- _Stored rows_
________________
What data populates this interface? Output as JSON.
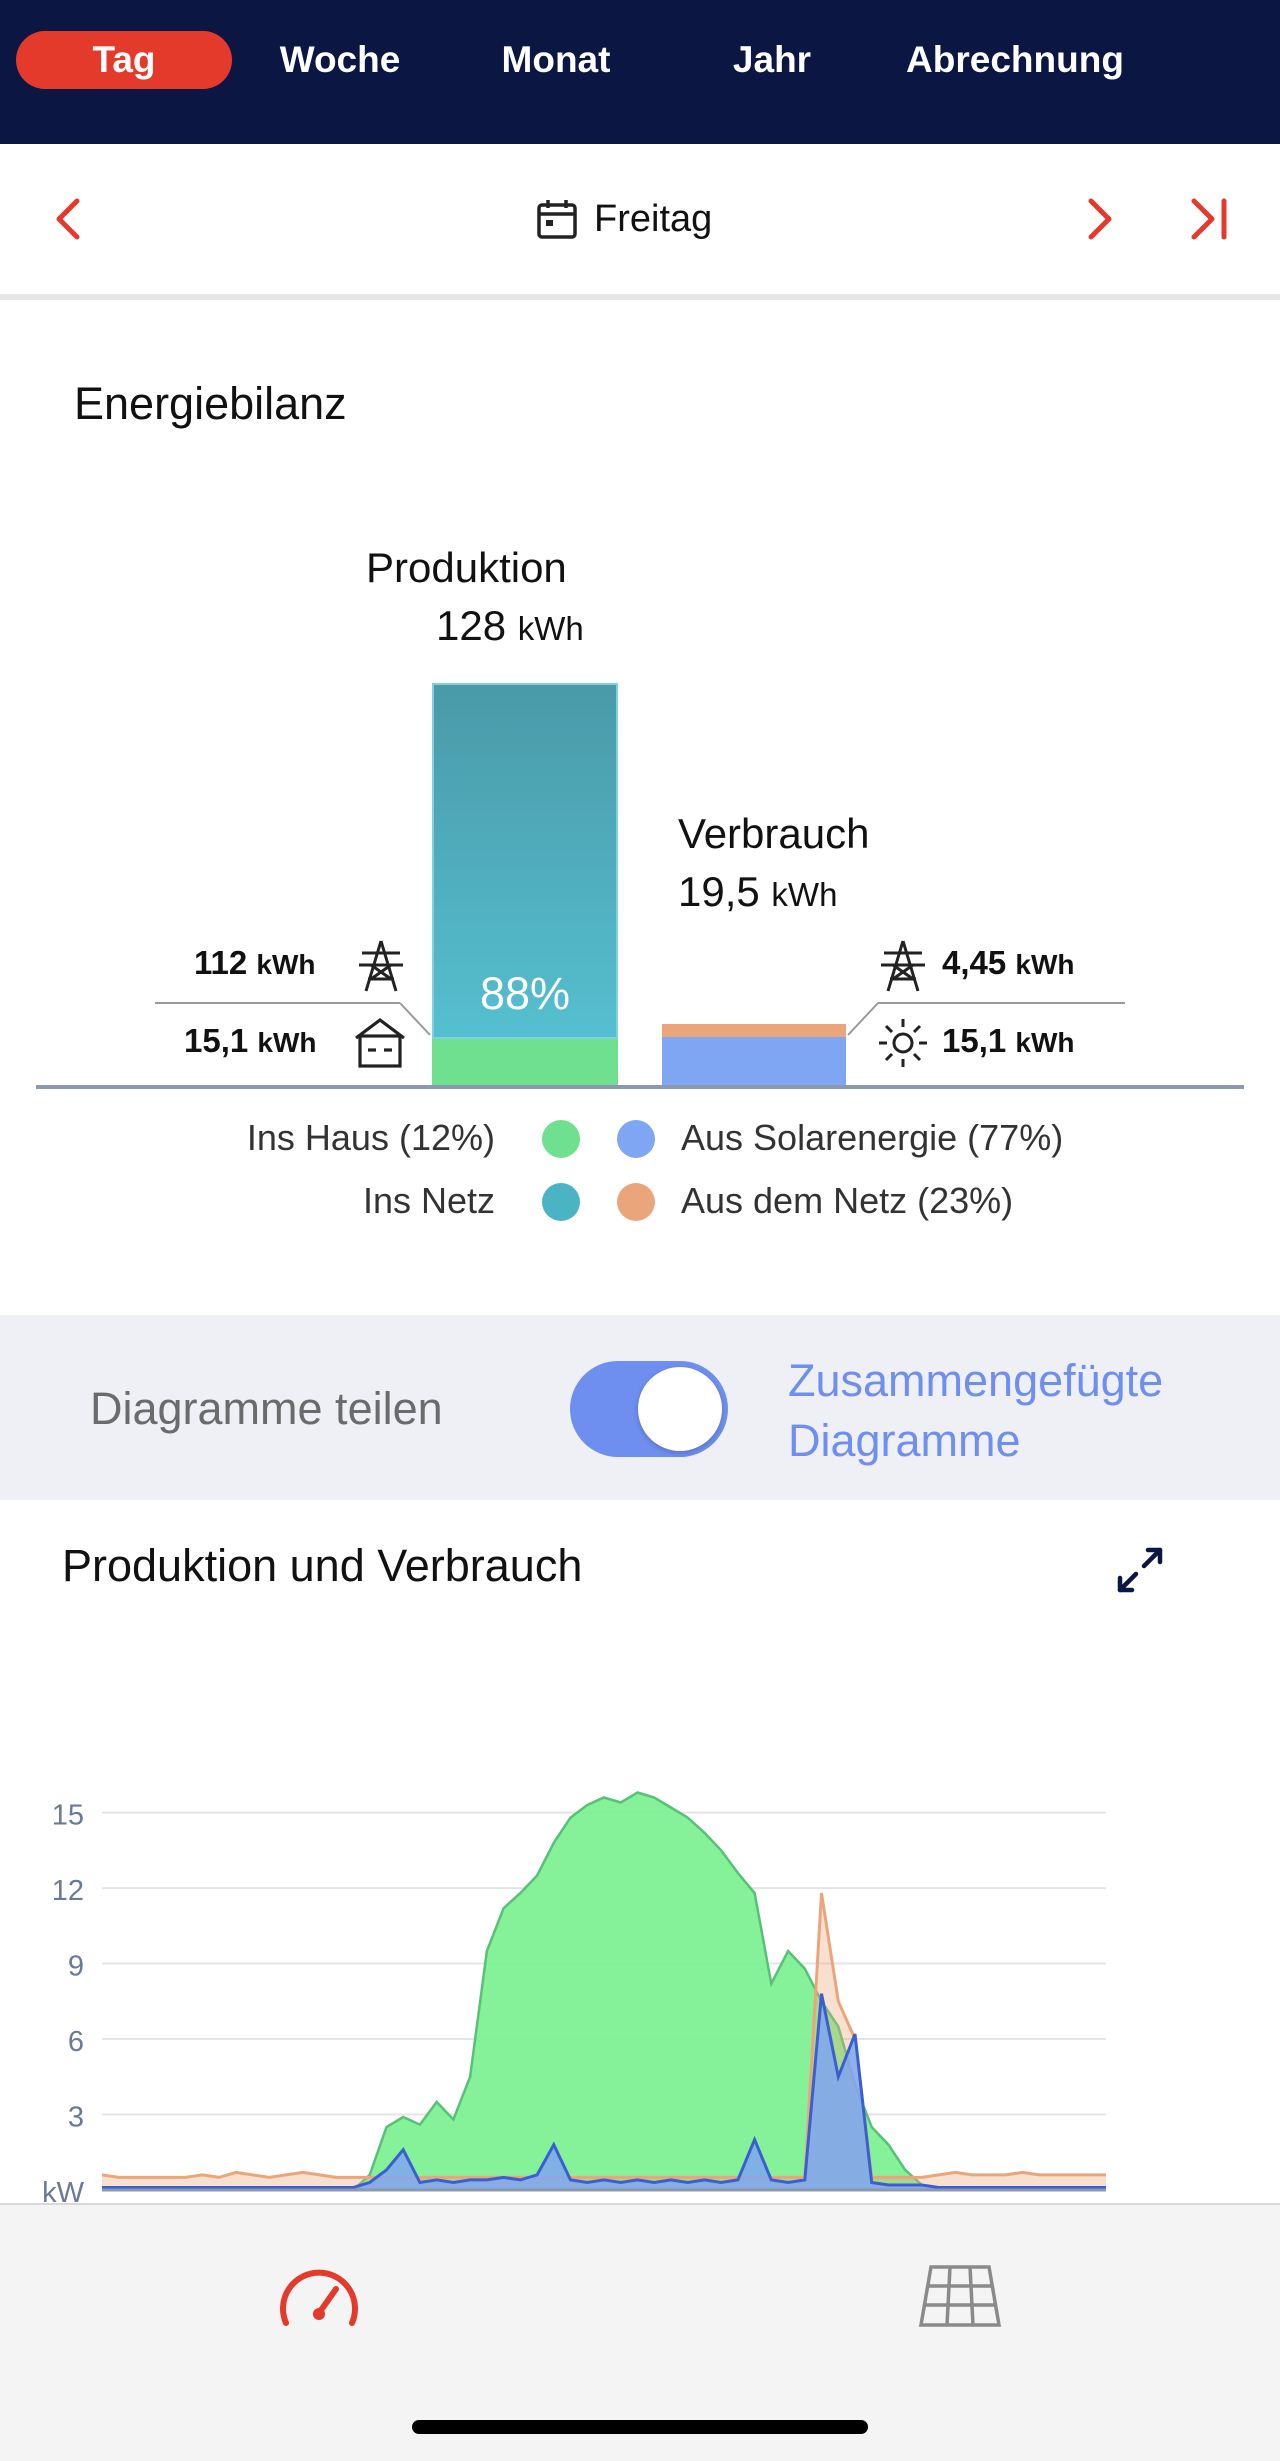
{
  "tabs": [
    "Tag",
    "Woche",
    "Monat",
    "Jahr",
    "Abrechnung"
  ],
  "date": {
    "label": "Freitag"
  },
  "balance": {
    "title": "Energiebilanz",
    "production": {
      "label": "Produktion",
      "value": "128",
      "unit": "kWh",
      "percent": "88%"
    },
    "consumption": {
      "label": "Verbrauch",
      "value": "19,5",
      "unit": "kWh"
    },
    "left": {
      "grid_value": "112",
      "grid_unit": "kWh",
      "house_value": "15,1",
      "house_unit": "kWh"
    },
    "right": {
      "grid_value": "4,45",
      "grid_unit": "kWh",
      "solar_value": "15,1",
      "solar_unit": "kWh"
    },
    "legend": {
      "ins_haus": "Ins Haus (12%)",
      "ins_netz": "Ins Netz",
      "aus_solar": "Aus Solarenergie (77%)",
      "aus_netz": "Aus dem Netz (23%)"
    }
  },
  "toggle": {
    "left_label": "Diagramme teilen",
    "right_label_1": "Zusammengefügte",
    "right_label_2": "Diagramme",
    "on": true
  },
  "chart": {
    "title": "Produktion und Verbrauch"
  },
  "colors": {
    "green": "#6ee08f",
    "teal": "#4bb4c4",
    "blue": "#7fa6f2",
    "orange": "#eba57a",
    "navy": "#0b1642",
    "red": "#e43a2b"
  },
  "chart_data": {
    "type": "area",
    "ylabel": "kW",
    "yticks": [
      "15",
      "12",
      "9",
      "6",
      "3"
    ],
    "ylim": [
      0,
      15.5
    ],
    "x": [
      0,
      1,
      2,
      3,
      4,
      5,
      6,
      7,
      8,
      9,
      10,
      11,
      12,
      13,
      14,
      15,
      16,
      17,
      18,
      19,
      20,
      21,
      22,
      23,
      24,
      25,
      26,
      27,
      28,
      29,
      30,
      31,
      32,
      33,
      34,
      35,
      36,
      37,
      38,
      39,
      40,
      41,
      42,
      43,
      44,
      45,
      46,
      47,
      48,
      49,
      50,
      51,
      52,
      53,
      54,
      55,
      56,
      57,
      58,
      59,
      60
    ],
    "series": [
      {
        "name": "Produktion",
        "color": "#6ee08f",
        "values": [
          0.0,
          0.0,
          0.0,
          0.0,
          0.0,
          0.0,
          0.0,
          0.0,
          0.0,
          0.0,
          0.0,
          0.0,
          0.0,
          0.0,
          0.0,
          0.0,
          0.6,
          2.5,
          2.9,
          2.6,
          3.5,
          2.8,
          4.5,
          9.5,
          11.2,
          11.8,
          12.5,
          13.8,
          14.8,
          15.3,
          15.6,
          15.4,
          15.8,
          15.6,
          15.2,
          14.8,
          14.2,
          13.5,
          12.6,
          11.8,
          8.2,
          9.5,
          8.8,
          7.5,
          6.5,
          4.2,
          2.5,
          1.8,
          0.8,
          0.2,
          0.0,
          0.0,
          0.0,
          0.0,
          0.0,
          0.0,
          0.0,
          0.0,
          0.0,
          0.0,
          0.0
        ]
      },
      {
        "name": "Verbrauch",
        "color": "#7fa6f2",
        "values": [
          0.1,
          0.1,
          0.1,
          0.1,
          0.1,
          0.1,
          0.1,
          0.1,
          0.1,
          0.1,
          0.1,
          0.1,
          0.1,
          0.1,
          0.1,
          0.1,
          0.3,
          0.8,
          1.6,
          0.3,
          0.4,
          0.3,
          0.4,
          0.4,
          0.5,
          0.4,
          0.6,
          1.8,
          0.4,
          0.3,
          0.4,
          0.3,
          0.4,
          0.3,
          0.4,
          0.3,
          0.4,
          0.3,
          0.4,
          2.0,
          0.4,
          0.3,
          0.4,
          7.8,
          4.5,
          6.2,
          0.3,
          0.2,
          0.2,
          0.2,
          0.1,
          0.1,
          0.1,
          0.1,
          0.1,
          0.1,
          0.1,
          0.1,
          0.1,
          0.1,
          0.1
        ]
      },
      {
        "name": "Netz",
        "color": "#eba57a",
        "values": [
          0.6,
          0.5,
          0.5,
          0.5,
          0.5,
          0.5,
          0.6,
          0.5,
          0.7,
          0.6,
          0.5,
          0.6,
          0.7,
          0.6,
          0.5,
          0.5,
          0.5,
          0.5,
          0.5,
          0.5,
          0.5,
          0.5,
          0.5,
          0.5,
          0.5,
          0.5,
          0.5,
          0.5,
          0.5,
          0.5,
          0.5,
          0.5,
          0.5,
          0.5,
          0.5,
          0.5,
          0.5,
          0.5,
          0.5,
          0.5,
          0.5,
          0.5,
          0.5,
          11.8,
          7.5,
          6.0,
          0.5,
          0.5,
          0.5,
          0.5,
          0.6,
          0.7,
          0.6,
          0.6,
          0.6,
          0.7,
          0.6,
          0.6,
          0.6,
          0.6,
          0.6
        ]
      }
    ]
  }
}
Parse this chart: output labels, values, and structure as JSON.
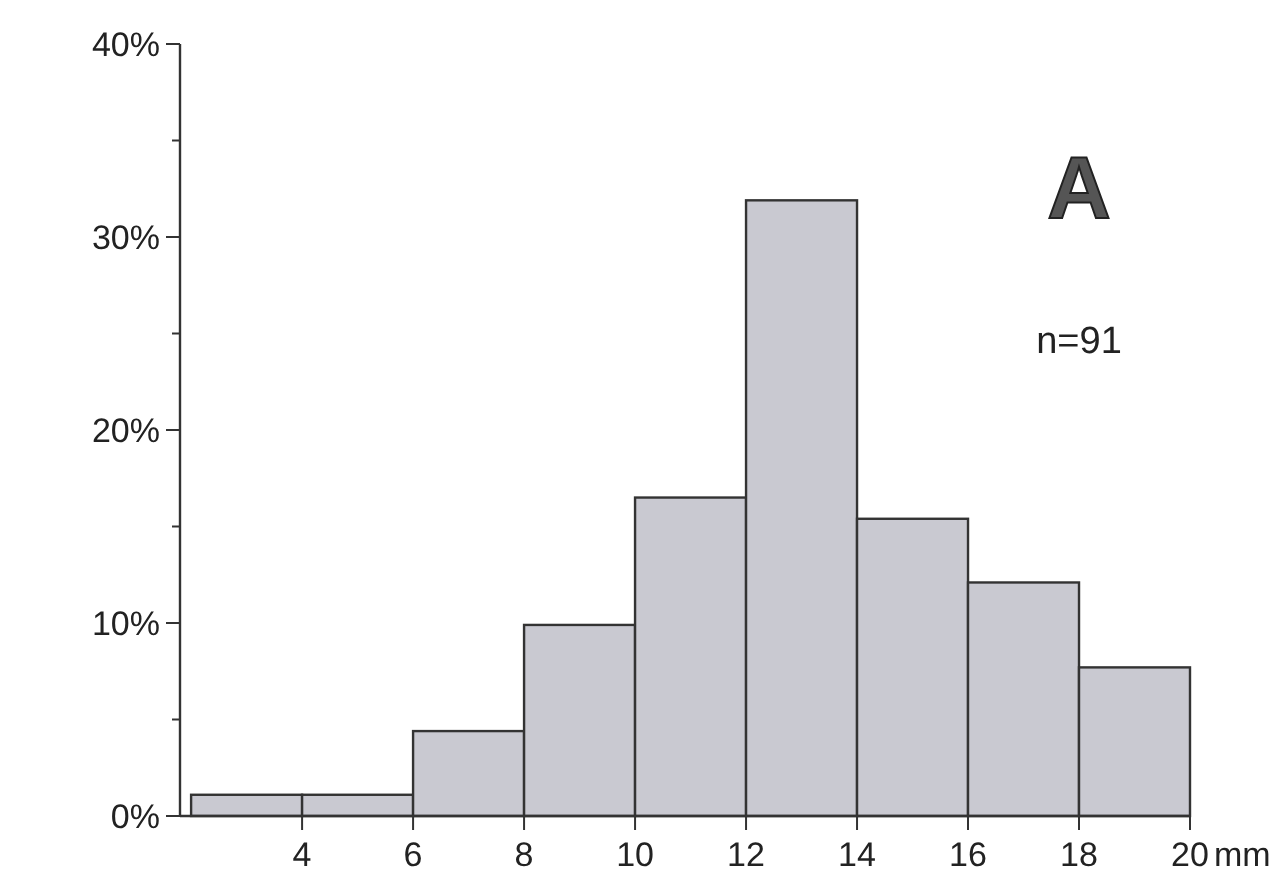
{
  "chart_data": {
    "type": "histogram",
    "xlabel": "mm",
    "bins": [
      2,
      4,
      6,
      8,
      10,
      12,
      14,
      16,
      18,
      20
    ],
    "values": [
      1.1,
      1.1,
      4.4,
      9.9,
      16.5,
      31.9,
      15.4,
      12.1,
      7.7
    ],
    "color": "#c9c9d1",
    "xlim": [
      1.8,
      20
    ],
    "xticks": [
      4,
      6,
      8,
      10,
      12,
      14,
      16,
      18,
      20
    ],
    "ylim": [
      0,
      40
    ],
    "yticks": [
      {
        "value": 0,
        "label": "0%"
      },
      {
        "value": 5,
        "label": null
      },
      {
        "value": 10,
        "label": "10%"
      },
      {
        "value": 15,
        "label": null
      },
      {
        "value": 20,
        "label": "20%"
      },
      {
        "value": 25,
        "label": null
      },
      {
        "value": 30,
        "label": "30%"
      },
      {
        "value": 35,
        "label": null
      },
      {
        "value": 40,
        "label": "40%"
      }
    ],
    "annotations": [
      "A",
      "n=91"
    ],
    "grid": false
  }
}
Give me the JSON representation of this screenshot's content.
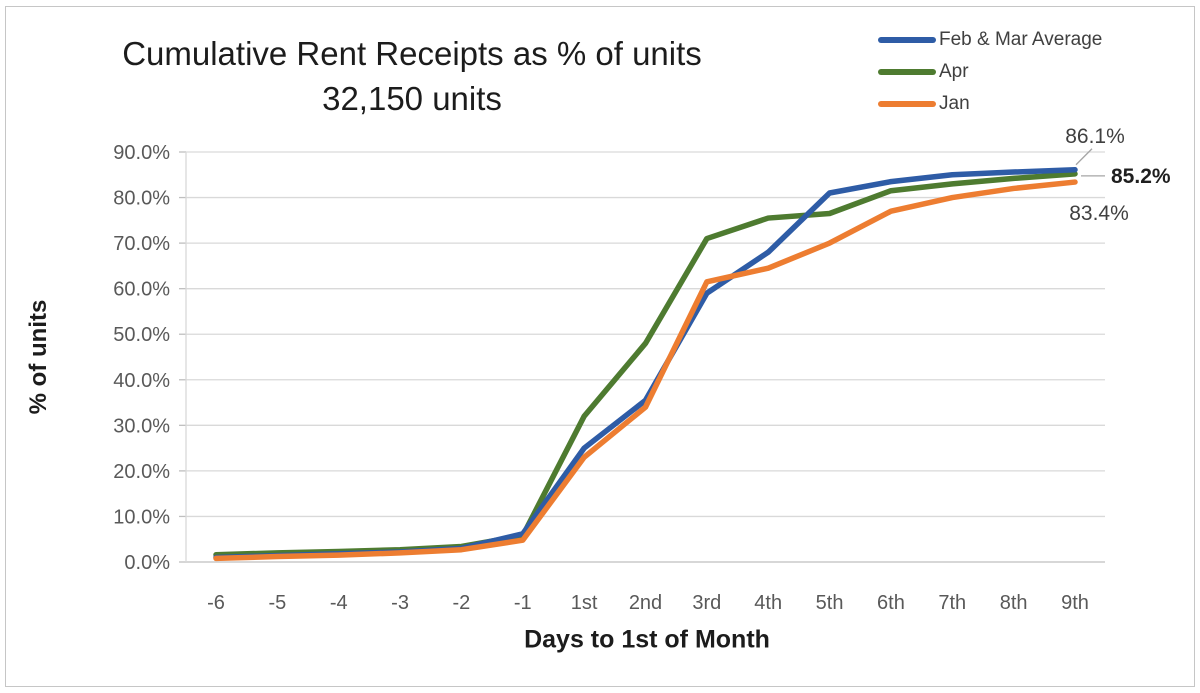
________________
- _Written task_
Print out the material word for word, omitting the pictures.

- _The answer_
What data populates this interface? Output as JSON.
{
  "tabs": [
    "Tag",
    "Woche",
    "Monat",
    "Jahr",
    "Abrechnung"
  ],
  "date": {
    "label": "Freitag"
  },
  "balance": {
    "title": "Energiebilanz",
    "production": {
      "label": "Produktion",
      "value": "128",
      "unit": "kWh",
      "percent": "88%"
    },
    "consumption": {
      "label": "Verbrauch",
      "value": "19,5",
      "unit": "kWh"
    },
    "left": {
      "grid_value": "112",
      "grid_unit": "kWh",
      "house_value": "15,1",
      "house_unit": "kWh"
    },
    "right": {
      "grid_value": "4,45",
      "grid_unit": "kWh",
      "solar_value": "15,1",
      "solar_unit": "kWh"
    },
    "legend": {
      "ins_haus": "Ins Haus (12%)",
      "ins_netz": "Ins Netz",
      "aus_solar": "Aus Solarenergie (77%)",
      "aus_netz": "Aus dem Netz (23%)"
    }
  },
  "toggle": {
    "left_label": "Diagramme teilen",
    "right_label_1": "Zusammengefügte",
    "right_label_2": "Diagramme",
    "on": true
  },
  "chart": {
    "title": "Produktion und Verbrauch"
  },
  "colors": {
    "green": "#6ee08f",
    "teal": "#4bb4c4",
    "blue": "#7fa6f2",
    "orange": "#eba57a",
    "navy": "#0b1642",
    "red": "#e43a2b"
  },
  "chart_data": {
    "type": "area",
    "ylabel": "kW",
    "yticks": [
      "15",
      "12",
      "9",
      "6",
      "3"
    ],
    "ylim": [
      0,
      15.5
    ],
    "x": [
      0,
      1,
      2,
      3,
      4,
      5,
      6,
      7,
      8,
      9,
      10,
      11,
      12,
      13,
      14,
      15,
      16,
      17,
      18,
      19,
      20,
      21,
      22,
      23,
      24,
      25,
      26,
      27,
      28,
      29,
      30,
      31,
      32,
      33,
      34,
      35,
      36,
      37,
      38,
      39,
      40,
      41,
      42,
      43,
      44,
      45,
      46,
      47,
      48,
      49,
      50,
      51,
      52,
      53,
      54,
      55,
      56,
      57,
      58,
      59,
      60
    ],
    "series": [
      {
        "name": "Produktion",
        "color": "#6ee08f",
        "values": [
          0.0,
          0.0,
          0.0,
          0.0,
          0.0,
          0.0,
          0.0,
          0.0,
          0.0,
          0.0,
          0.0,
          0.0,
          0.0,
          0.0,
          0.0,
          0.0,
          0.6,
          2.5,
          2.9,
          2.6,
          3.5,
          2.8,
          4.5,
          9.5,
          11.2,
          11.8,
          12.5,
          13.8,
          14.8,
          15.3,
          15.6,
          15.4,
          15.8,
          15.6,
          15.2,
          14.8,
          14.2,
          13.5,
          12.6,
          11.8,
          8.2,
          9.5,
          8.8,
          7.5,
          6.5,
          4.2,
          2.5,
          1.8,
          0.8,
          0.2,
          0.0,
          0.0,
          0.0,
          0.0,
          0.0,
          0.0,
          0.0,
          0.0,
          0.0,
          0.0,
          0.0
        ]
      },
      {
        "name": "Verbrauch",
        "color": "#7fa6f2",
        "values": [
          0.1,
          0.1,
          0.1,
          0.1,
          0.1,
          0.1,
          0.1,
          0.1,
          0.1,
          0.1,
          0.1,
          0.1,
          0.1,
          0.1,
          0.1,
          0.1,
          0.3,
          0.8,
          1.6,
          0.3,
          0.4,
          0.3,
          0.4,
          0.4,
          0.5,
          0.4,
          0.6,
          1.8,
          0.4,
          0.3,
          0.4,
          0.3,
          0.4,
          0.3,
          0.4,
          0.3,
          0.4,
          0.3,
          0.4,
          2.0,
          0.4,
          0.3,
          0.4,
          7.8,
          4.5,
          6.2,
          0.3,
          0.2,
          0.2,
          0.2,
          0.1,
          0.1,
          0.1,
          0.1,
          0.1,
          0.1,
          0.1,
          0.1,
          0.1,
          0.1,
          0.1
        ]
      },
      {
        "name": "Netz",
        "color": "#eba57a",
        "values": [
          0.6,
          0.5,
          0.5,
          0.5,
          0.5,
          0.5,
          0.6,
          0.5,
          0.7,
          0.6,
          0.5,
          0.6,
          0.7,
          0.6,
          0.5,
          0.5,
          0.5,
          0.5,
          0.5,
          0.5,
          0.5,
          0.5,
          0.5,
          0.5,
          0.5,
          0.5,
          0.5,
          0.5,
          0.5,
          0.5,
          0.5,
          0.5,
          0.5,
          0.5,
          0.5,
          0.5,
          0.5,
          0.5,
          0.5,
          0.5,
          0.5,
          0.5,
          0.5,
          11.8,
          7.5,
          6.0,
          0.5,
          0.5,
          0.5,
          0.5,
          0.6,
          0.7,
          0.6,
          0.6,
          0.6,
          0.7,
          0.6,
          0.6,
          0.6,
          0.6,
          0.6
        ]
      }
    ]
  }
}
Parse this chart: output labels, values, and structure as JSON.
{
  "chart_data": {
    "type": "histogram",
    "xlabel": "mm",
    "bins": [
      2,
      4,
      6,
      8,
      10,
      12,
      14,
      16,
      18,
      20
    ],
    "values": [
      1.1,
      1.1,
      4.4,
      9.9,
      16.5,
      31.9,
      15.4,
      12.1,
      7.7
    ],
    "color": "#c9c9d1",
    "xlim": [
      1.8,
      20
    ],
    "xticks": [
      4,
      6,
      8,
      10,
      12,
      14,
      16,
      18,
      20
    ],
    "ylim": [
      0,
      40
    ],
    "yticks": [
      {
        "value": 0,
        "label": "0%"
      },
      {
        "value": 5,
        "label": null
      },
      {
        "value": 10,
        "label": "10%"
      },
      {
        "value": 15,
        "label": null
      },
      {
        "value": 20,
        "label": "20%"
      },
      {
        "value": 25,
        "label": null
      },
      {
        "value": 30,
        "label": "30%"
      },
      {
        "value": 35,
        "label": null
      },
      {
        "value": 40,
        "label": "40%"
      }
    ],
    "annotations": [
      "A",
      "n=91"
    ],
    "grid": false
  }
}
Give me the JSON representation of this screenshot's content.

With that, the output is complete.